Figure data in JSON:

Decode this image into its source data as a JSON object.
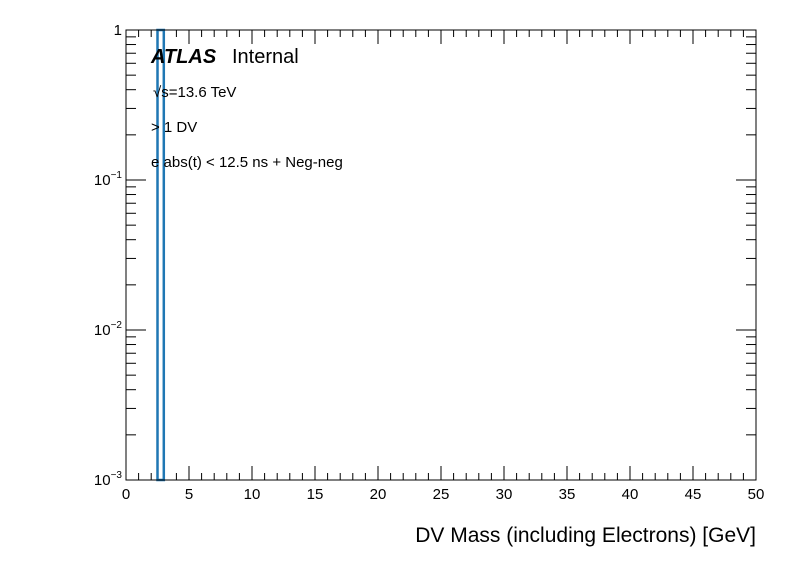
{
  "chart_data": {
    "type": "bar",
    "xlabel": "DV Mass (including Electrons) [GeV]",
    "ylabel": "",
    "xlim": [
      0,
      50
    ],
    "ylim": [
      0.001,
      1
    ],
    "y_scale": "log",
    "grid": false,
    "x_ticks": [
      "0",
      "5",
      "10",
      "15",
      "20",
      "25",
      "30",
      "35",
      "40",
      "45",
      "50"
    ],
    "y_ticks": [
      {
        "label": "1",
        "value": 1,
        "exp": ""
      },
      {
        "label": "10",
        "value": 0.1,
        "exp": "−1"
      },
      {
        "label": "10",
        "value": 0.01,
        "exp": "−2"
      },
      {
        "label": "10",
        "value": 0.001,
        "exp": "−3"
      }
    ],
    "series": [
      {
        "bins": [
          [
            2.5,
            3.0
          ]
        ],
        "values": [
          1.0
        ],
        "color": "#1f77b4"
      }
    ],
    "annotations": {
      "atlas": "ATLAS",
      "internal": "Internal",
      "energy": "√s=13.6 TeV",
      "selection1": "> 1 DV",
      "selection2": "e abs(t) < 12.5 ns + Neg-neg"
    }
  }
}
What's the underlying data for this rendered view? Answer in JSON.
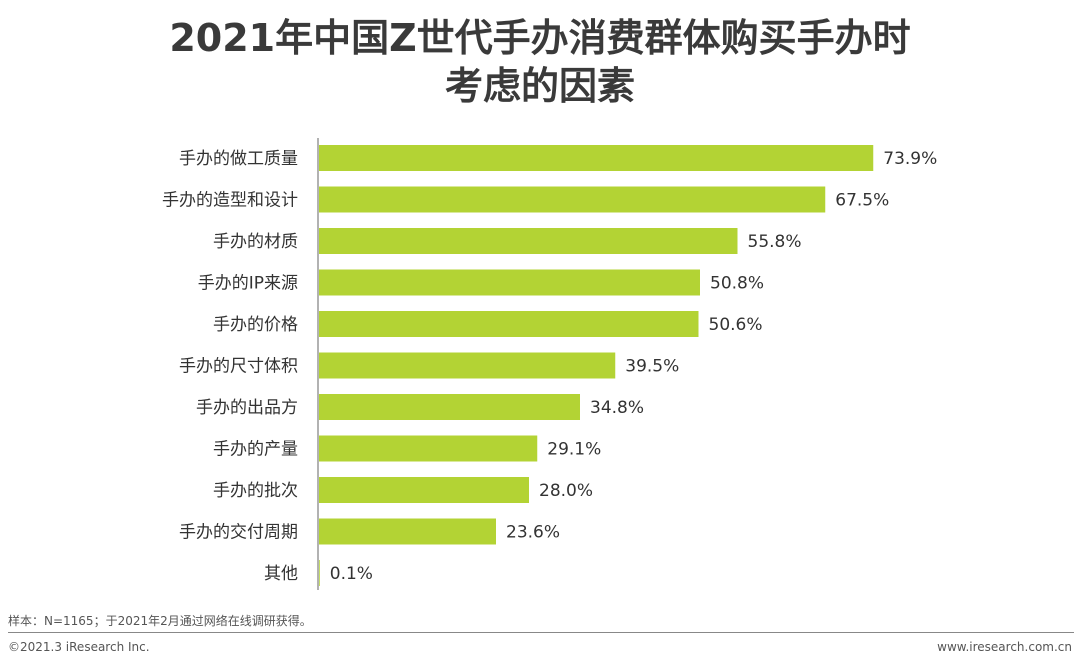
{
  "title": {
    "line1": "2021年中国Z世代手办消费群体购买手办时",
    "line2": "考虑的因素"
  },
  "colors": {
    "bar": "#b3d334",
    "axis": "#666666",
    "label": "#333333"
  },
  "chart_data": {
    "type": "bar",
    "orientation": "horizontal",
    "title": "2021年中国Z世代手办消费群体购买手办时考虑的因素",
    "categories": [
      "手办的做工质量",
      "手办的造型和设计",
      "手办的材质",
      "手办的IP来源",
      "手办的价格",
      "手办的尺寸体积",
      "手办的出品方",
      "手办的产量",
      "手办的批次",
      "手办的交付周期",
      "其他"
    ],
    "values": [
      73.9,
      67.5,
      55.8,
      50.8,
      50.6,
      39.5,
      34.8,
      29.1,
      28.0,
      23.6,
      0.1
    ],
    "value_labels": [
      "73.9%",
      "67.5%",
      "55.8%",
      "50.8%",
      "50.6%",
      "39.5%",
      "34.8%",
      "29.1%",
      "28.0%",
      "23.6%",
      "0.1%"
    ],
    "unit": "%",
    "xlim": [
      0,
      100
    ],
    "xlabel": "",
    "ylabel": "",
    "grid": false,
    "legend": "none"
  },
  "footer": {
    "note": "样本：N=1165；于2021年2月通过网络在线调研获得。",
    "copyright": "©2021.3 iResearch Inc.",
    "website": "www.iresearch.com.cn"
  }
}
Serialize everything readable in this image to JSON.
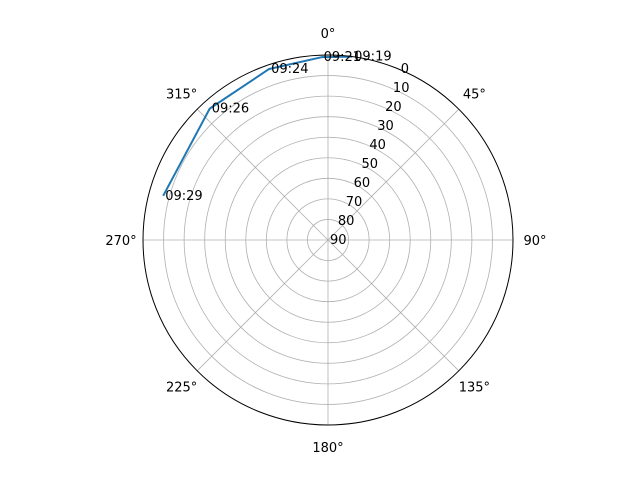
{
  "chart_data": {
    "type": "polar-line",
    "theta_direction": "clockwise",
    "theta_zero": "north",
    "r_axis": {
      "inverted": true,
      "range": [
        90,
        0
      ],
      "ticks": [
        "0",
        "10",
        "20",
        "30",
        "40",
        "50",
        "60",
        "70",
        "80",
        "90"
      ]
    },
    "theta_ticks": [
      "0°",
      "45°",
      "90°",
      "135°",
      "180°",
      "225°",
      "270°",
      "315°"
    ],
    "grid": true,
    "series": [
      {
        "color": "#1f77b4",
        "points": [
          {
            "time": "09:19",
            "azimuth_deg": 7.5,
            "elevation_deg": 0
          },
          {
            "time": "09:21",
            "azimuth_deg": 358,
            "elevation_deg": 1
          },
          {
            "time": "09:24",
            "azimuth_deg": 341,
            "elevation_deg": 2
          },
          {
            "time": "09:26",
            "azimuth_deg": 318,
            "elevation_deg": 4
          },
          {
            "time": "09:29",
            "azimuth_deg": 285,
            "elevation_deg": 7
          }
        ]
      }
    ],
    "point_labels": [
      "09:19",
      "09:21",
      "09:24",
      "09:26",
      "09:29"
    ]
  }
}
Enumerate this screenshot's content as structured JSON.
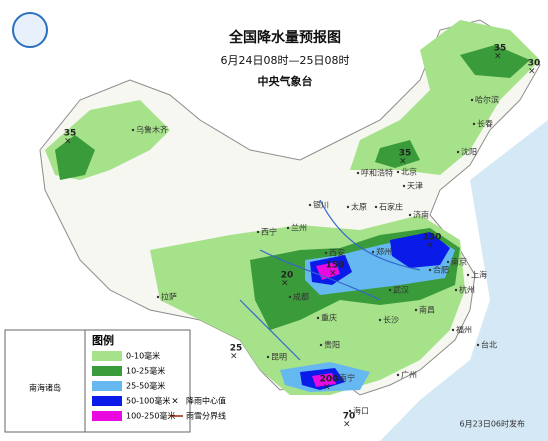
{
  "header": {
    "title": "全国降水量预报图",
    "period": "6月24日08时—25日08时",
    "issuer": "中央气象台"
  },
  "legend": {
    "title": "图例",
    "items": [
      {
        "label": "0-10毫米",
        "color": "#a6e28a"
      },
      {
        "label": "10-25毫米",
        "color": "#3a9b3a"
      },
      {
        "label": "25-50毫米",
        "color": "#66b8f0"
      },
      {
        "label": "50-100毫米",
        "color": "#0a1ae8"
      },
      {
        "label": "100-250毫米",
        "color": "#e80ae0"
      }
    ],
    "center_label": "降雨中心值",
    "boundary_label": "雨雪分界线"
  },
  "cities": [
    "乌鲁木齐",
    "哈尔滨",
    "长春",
    "沈阳",
    "呼和浩特",
    "北京",
    "天津",
    "石家庄",
    "太原",
    "济南",
    "银川",
    "兰州",
    "西宁",
    "西安",
    "郑州",
    "合肥",
    "南京",
    "上海",
    "杭州",
    "武汉",
    "成都",
    "重庆",
    "长沙",
    "南昌",
    "福州",
    "贵阳",
    "昆明",
    "南宁",
    "广州",
    "拉萨",
    "海口",
    "台北"
  ],
  "rain_centers": [
    35,
    35,
    30,
    35,
    20,
    150,
    130,
    25,
    200,
    70
  ],
  "inset_label": "南海诸岛",
  "issue_time": "6月23日06时发布"
}
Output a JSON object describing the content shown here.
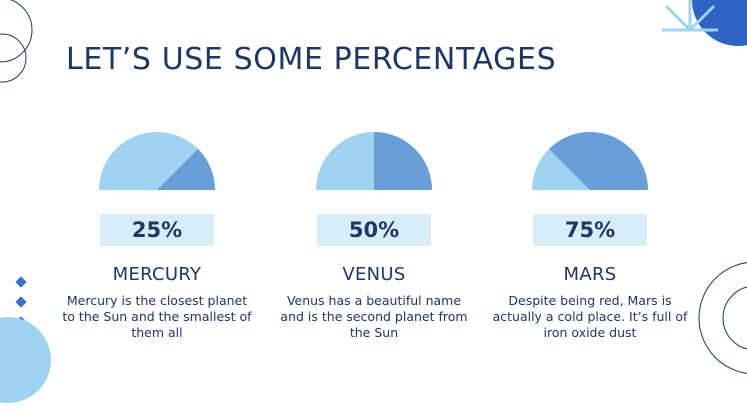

YOUR GOAL:
Go through the entries above and print each one exactly, minus the pictures.

THE RESULT:
Decode this image into its source data as a JSON object.
{
  "chart_data": {
    "type": "bar",
    "xlabel": "DV Mass (including Electrons) [GeV]",
    "ylabel": "",
    "xlim": [
      0,
      50
    ],
    "ylim": [
      0.001,
      1
    ],
    "y_scale": "log",
    "grid": false,
    "x_ticks": [
      "0",
      "5",
      "10",
      "15",
      "20",
      "25",
      "30",
      "35",
      "40",
      "45",
      "50"
    ],
    "y_ticks": [
      {
        "label": "1",
        "value": 1,
        "exp": ""
      },
      {
        "label": "10",
        "value": 0.1,
        "exp": "−1"
      },
      {
        "label": "10",
        "value": 0.01,
        "exp": "−2"
      },
      {
        "label": "10",
        "value": 0.001,
        "exp": "−3"
      }
    ],
    "series": [
      {
        "bins": [
          [
            2.5,
            3.0
          ]
        ],
        "values": [
          1.0
        ],
        "color": "#1f77b4"
      }
    ],
    "annotations": {
      "atlas": "ATLAS",
      "internal": "Internal",
      "energy": "√s=13.6 TeV",
      "selection1": "> 1 DV",
      "selection2": "e abs(t) < 12.5 ns + Neg-neg"
    }
  }
}
What's the underlying data for this rendered view? Answer in JSON.
{
  "title": {
    "line1": "2021年中国Z世代手办消费群体购买手办时",
    "line2": "考虑的因素"
  },
  "colors": {
    "bar": "#b3d334",
    "axis": "#666666",
    "label": "#333333"
  },
  "chart_data": {
    "type": "bar",
    "orientation": "horizontal",
    "title": "2021年中国Z世代手办消费群体购买手办时考虑的因素",
    "categories": [
      "手办的做工质量",
      "手办的造型和设计",
      "手办的材质",
      "手办的IP来源",
      "手办的价格",
      "手办的尺寸体积",
      "手办的出品方",
      "手办的产量",
      "手办的批次",
      "手办的交付周期",
      "其他"
    ],
    "values": [
      73.9,
      67.5,
      55.8,
      50.8,
      50.6,
      39.5,
      34.8,
      29.1,
      28.0,
      23.6,
      0.1
    ],
    "value_labels": [
      "73.9%",
      "67.5%",
      "55.8%",
      "50.8%",
      "50.6%",
      "39.5%",
      "34.8%",
      "29.1%",
      "28.0%",
      "23.6%",
      "0.1%"
    ],
    "unit": "%",
    "xlim": [
      0,
      100
    ],
    "xlabel": "",
    "ylabel": "",
    "grid": false,
    "legend": "none"
  },
  "footer": {
    "note": "样本：N=1165；于2021年2月通过网络在线调研获得。",
    "copyright": "©2021.3 iResearch Inc.",
    "website": "www.iresearch.com.cn"
  }
}
Serialize everything readable in this image to JSON.
{
  "chart_data": {
    "type": "polar-line",
    "theta_direction": "clockwise",
    "theta_zero": "north",
    "r_axis": {
      "inverted": true,
      "range": [
        90,
        0
      ],
      "ticks": [
        "0",
        "10",
        "20",
        "30",
        "40",
        "50",
        "60",
        "70",
        "80",
        "90"
      ]
    },
    "theta_ticks": [
      "0°",
      "45°",
      "90°",
      "135°",
      "180°",
      "225°",
      "270°",
      "315°"
    ],
    "grid": true,
    "series": [
      {
        "color": "#1f77b4",
        "points": [
          {
            "time": "09:19",
            "azimuth_deg": 7.5,
            "elevation_deg": 0
          },
          {
            "time": "09:21",
            "azimuth_deg": 358,
            "elevation_deg": 1
          },
          {
            "time": "09:24",
            "azimuth_deg": 341,
            "elevation_deg": 2
          },
          {
            "time": "09:26",
            "azimuth_deg": 318,
            "elevation_deg": 4
          },
          {
            "time": "09:29",
            "azimuth_deg": 285,
            "elevation_deg": 7
          }
        ]
      }
    ],
    "point_labels": [
      "09:19",
      "09:21",
      "09:24",
      "09:26",
      "09:29"
    ]
  }
}
Enumerate this screenshot's content as structured JSON.
{
  "header": {
    "title": "全国降水量预报图",
    "period": "6月24日08时—25日08时",
    "issuer": "中央气象台"
  },
  "legend": {
    "title": "图例",
    "items": [
      {
        "label": "0-10毫米",
        "color": "#a6e28a"
      },
      {
        "label": "10-25毫米",
        "color": "#3a9b3a"
      },
      {
        "label": "25-50毫米",
        "color": "#66b8f0"
      },
      {
        "label": "50-100毫米",
        "color": "#0a1ae8"
      },
      {
        "label": "100-250毫米",
        "color": "#e80ae0"
      }
    ],
    "center_label": "降雨中心值",
    "boundary_label": "雨雪分界线"
  },
  "cities": [
    "乌鲁木齐",
    "哈尔滨",
    "长春",
    "沈阳",
    "呼和浩特",
    "北京",
    "天津",
    "石家庄",
    "太原",
    "济南",
    "银川",
    "兰州",
    "西宁",
    "西安",
    "郑州",
    "合肥",
    "南京",
    "上海",
    "杭州",
    "武汉",
    "成都",
    "重庆",
    "长沙",
    "南昌",
    "福州",
    "贵阳",
    "昆明",
    "南宁",
    "广州",
    "拉萨",
    "海口",
    "台北"
  ],
  "rain_centers": [
    35,
    35,
    30,
    35,
    20,
    150,
    130,
    25,
    200,
    70
  ],
  "inset_label": "南海诸岛",
  "issue_time": "6月23日06时发布"
}
Output a JSON object describing the content shown here.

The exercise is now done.